>> begin

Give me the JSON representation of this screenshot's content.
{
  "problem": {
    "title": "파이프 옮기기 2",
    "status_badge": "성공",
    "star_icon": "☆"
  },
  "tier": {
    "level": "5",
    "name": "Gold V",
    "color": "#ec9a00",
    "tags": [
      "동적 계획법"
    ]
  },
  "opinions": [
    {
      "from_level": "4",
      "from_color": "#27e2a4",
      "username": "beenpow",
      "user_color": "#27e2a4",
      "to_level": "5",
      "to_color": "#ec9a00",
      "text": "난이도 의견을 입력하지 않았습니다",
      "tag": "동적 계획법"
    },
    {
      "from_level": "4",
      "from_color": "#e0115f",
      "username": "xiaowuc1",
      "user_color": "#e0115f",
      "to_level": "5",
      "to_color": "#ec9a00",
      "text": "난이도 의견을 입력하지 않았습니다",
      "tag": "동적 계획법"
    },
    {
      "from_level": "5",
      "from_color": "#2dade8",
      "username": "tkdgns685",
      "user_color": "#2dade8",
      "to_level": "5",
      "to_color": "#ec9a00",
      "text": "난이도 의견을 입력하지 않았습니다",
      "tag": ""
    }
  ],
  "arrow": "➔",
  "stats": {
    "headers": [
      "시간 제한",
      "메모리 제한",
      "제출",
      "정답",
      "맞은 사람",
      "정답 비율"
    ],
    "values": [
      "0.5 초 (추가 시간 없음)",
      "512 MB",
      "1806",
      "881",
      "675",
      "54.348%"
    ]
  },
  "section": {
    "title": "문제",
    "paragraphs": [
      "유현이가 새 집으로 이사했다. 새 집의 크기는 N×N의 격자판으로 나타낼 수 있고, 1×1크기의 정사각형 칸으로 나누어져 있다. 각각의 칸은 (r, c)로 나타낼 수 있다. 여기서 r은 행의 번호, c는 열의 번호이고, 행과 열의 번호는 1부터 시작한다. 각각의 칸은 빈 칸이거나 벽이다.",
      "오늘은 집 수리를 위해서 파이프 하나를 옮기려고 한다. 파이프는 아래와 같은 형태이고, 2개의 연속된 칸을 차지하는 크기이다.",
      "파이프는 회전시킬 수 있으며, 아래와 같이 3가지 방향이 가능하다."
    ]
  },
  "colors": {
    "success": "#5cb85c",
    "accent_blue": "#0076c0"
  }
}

>> end

• [Aim]: Reproduce each line holding the word "username".

• [Correct answer]:
      "username": "beenpow",
      "username": "xiaowuc1",
      "username": "tkdgns685",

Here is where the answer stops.